_Provided records_.
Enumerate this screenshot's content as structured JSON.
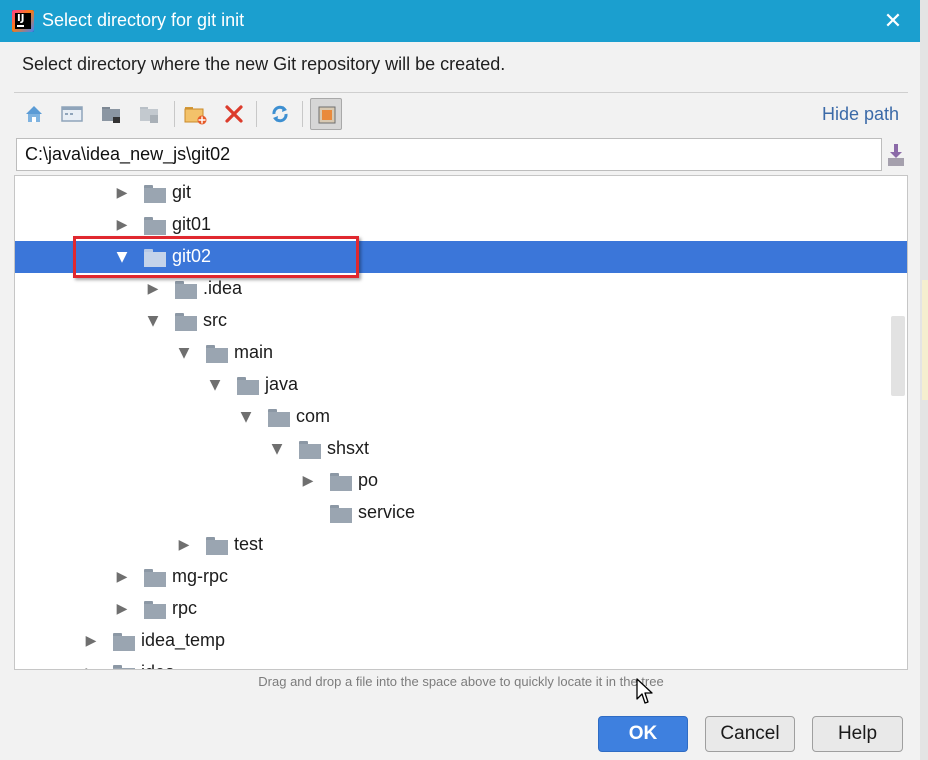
{
  "window": {
    "title": "Select directory for git init",
    "close_glyph": "✕"
  },
  "description": "Select directory where the new Git repository will be created.",
  "toolbar": {
    "buttons": [
      {
        "icon": "home-icon"
      },
      {
        "icon": "desktop-icon"
      },
      {
        "icon": "project-folder-icon"
      },
      {
        "icon": "module-folder-icon"
      },
      {
        "icon": "new-folder-icon"
      },
      {
        "icon": "delete-icon"
      },
      {
        "icon": "refresh-icon"
      },
      {
        "icon": "show-hidden-files-icon"
      }
    ],
    "hide_path_label": "Hide path"
  },
  "path": {
    "value": "C:\\java\\idea_new_js\\git02"
  },
  "tree": {
    "rows": [
      {
        "label": "git",
        "expanded": false
      },
      {
        "label": "git01",
        "expanded": false
      },
      {
        "label": "git02",
        "expanded": true,
        "selected": true
      },
      {
        "label": ".idea",
        "expanded": false
      },
      {
        "label": "src",
        "expanded": true
      },
      {
        "label": "main",
        "expanded": true
      },
      {
        "label": "java",
        "expanded": true
      },
      {
        "label": "com",
        "expanded": true
      },
      {
        "label": "shsxt",
        "expanded": true
      },
      {
        "label": "po",
        "expanded": false
      },
      {
        "label": "service",
        "leaf": true
      },
      {
        "label": "test",
        "expanded": false
      },
      {
        "label": "mg-rpc",
        "expanded": false
      },
      {
        "label": "rpc",
        "expanded": false
      },
      {
        "label": "idea_temp",
        "expanded": false
      },
      {
        "label": "idea_...",
        "expanded": false
      }
    ],
    "arrow_collapsed": "▶",
    "arrow_expanded": "▼"
  },
  "hint": "Drag and drop a file into the space above to quickly locate it in the tree",
  "buttons": {
    "ok": "OK",
    "cancel": "Cancel",
    "help": "Help"
  },
  "colors": {
    "titlebar": "#1b9fcf",
    "selection": "#3b76d9",
    "ok_button": "#3e80df",
    "highlight_box": "#e0282f",
    "hide_path_link": "#3b6aa8"
  }
}
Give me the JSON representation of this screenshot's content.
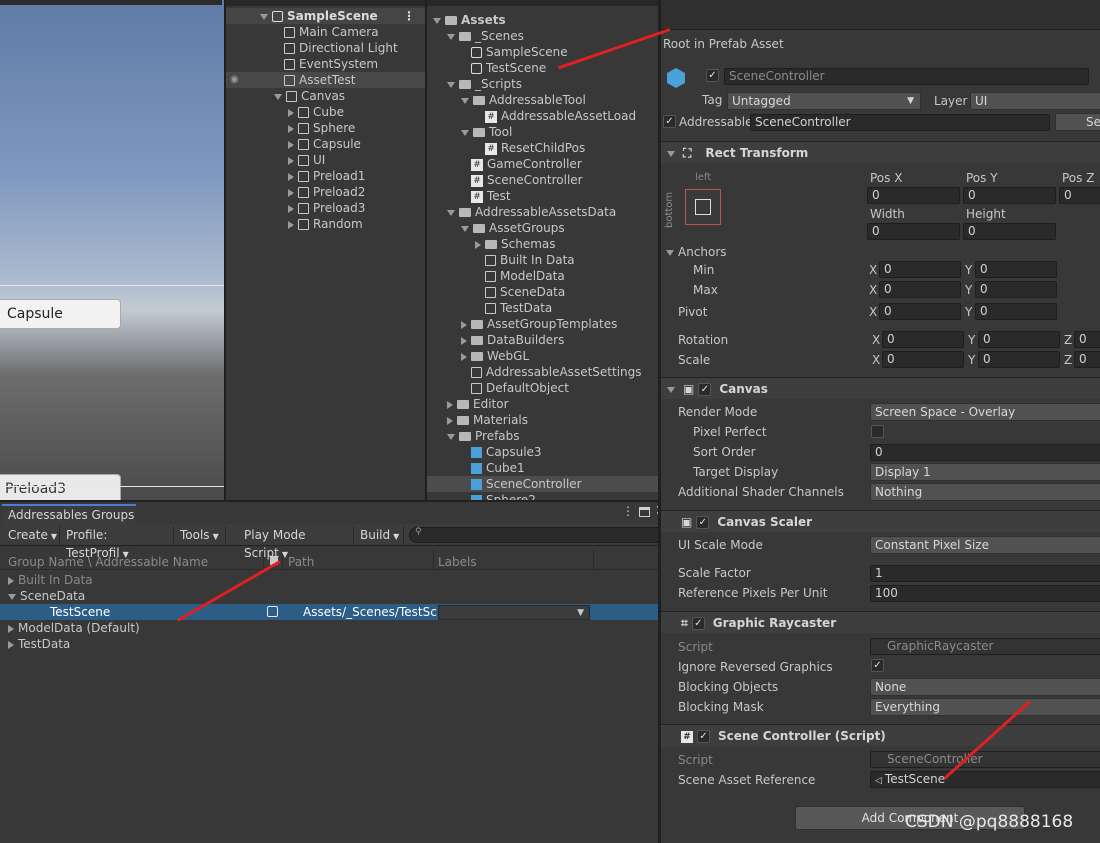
{
  "scene_view": {
    "btn_capsule": "Capsule",
    "btn_preload3": "Preload3"
  },
  "hierarchy": {
    "scene": "SampleScene",
    "items": [
      "Main Camera",
      "Directional Light",
      "EventSystem",
      "AssetTest",
      "Canvas",
      "Cube",
      "Sphere",
      "Capsule",
      "UI",
      "Preload1",
      "Preload2",
      "Preload3",
      "Random"
    ]
  },
  "project": {
    "items": [
      "Assets",
      "_Scenes",
      "SampleScene",
      "TestScene",
      "_Scripts",
      "AddressableTool",
      "AddressableAssetLoad",
      "Tool",
      "ResetChildPos",
      "GameController",
      "SceneController",
      "Test",
      "AddressableAssetsData",
      "AssetGroups",
      "Schemas",
      "Built In Data",
      "ModelData",
      "SceneData",
      "TestData",
      "AssetGroupTemplates",
      "DataBuilders",
      "WebGL",
      "AddressableAssetSettings",
      "DefaultObject",
      "Editor",
      "Materials",
      "Prefabs",
      "Capsule3",
      "Cube1",
      "SceneController",
      "Sphere2"
    ]
  },
  "addr": {
    "title": "Addressables Groups",
    "toolbar": [
      "Create",
      "Profile: TestProfil",
      "Tools",
      "Play Mode Script",
      "Build"
    ],
    "col_name": "Group Name \\ Addressable Name",
    "col_path": "Path",
    "col_labels": "Labels",
    "rows": [
      "Built In Data",
      "SceneData",
      "TestScene",
      "ModelData (Default)",
      "TestData"
    ],
    "path_value": "Assets/_Scenes/TestSc"
  },
  "inspector": {
    "prefab_title": "Root in Prefab Asset",
    "name": "SceneController",
    "tag_label": "Tag",
    "tag_value": "Untagged",
    "layer_label": "Layer",
    "layer_value": "UI",
    "addressable_label": "Addressable",
    "addressable_value": "SceneController",
    "select_btn": "Se",
    "rect": {
      "title": "Rect Transform",
      "left": "left",
      "bottom": "bottom",
      "posx": "Pos X",
      "posy": "Pos Y",
      "posz": "Pos Z",
      "width": "Width",
      "height": "Height",
      "anchors": "Anchors",
      "min": "Min",
      "max": "Max",
      "pivot": "Pivot",
      "rotation": "Rotation",
      "scale": "Scale",
      "zero": "0",
      "x": "X",
      "y": "Y",
      "z": "Z"
    },
    "canvas": {
      "title": "Canvas",
      "render_mode": "Render Mode",
      "render_mode_value": "Screen Space - Overlay",
      "pixel_perfect": "Pixel Perfect",
      "sort_order": "Sort Order",
      "sort_order_value": "0",
      "target_display": "Target Display",
      "target_display_value": "Display 1",
      "shader_channels": "Additional Shader Channels",
      "shader_channels_value": "Nothing"
    },
    "scaler": {
      "title": "Canvas Scaler",
      "ui_scale_mode": "UI Scale Mode",
      "ui_scale_mode_value": "Constant Pixel Size",
      "scale_factor": "Scale Factor",
      "scale_factor_value": "1",
      "ref_ppu": "Reference Pixels Per Unit",
      "ref_ppu_value": "100"
    },
    "raycaster": {
      "title": "Graphic Raycaster",
      "script": "Script",
      "script_value": "GraphicRaycaster",
      "ignore_reversed": "Ignore Reversed Graphics",
      "blocking_objects": "Blocking Objects",
      "blocking_objects_value": "None",
      "blocking_mask": "Blocking Mask",
      "blocking_mask_value": "Everything"
    },
    "scenectrl": {
      "title": "Scene Controller (Script)",
      "script": "Script",
      "script_value": "SceneController",
      "scene_ref": "Scene Asset Reference",
      "scene_ref_value": "TestScene"
    },
    "add_component": "Add Component"
  },
  "watermark": "CSDN @pq8888168"
}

_Problem description_. Determine how many lines in the listing above hold the string "this", then write only the number.

_Solved exercise_. 2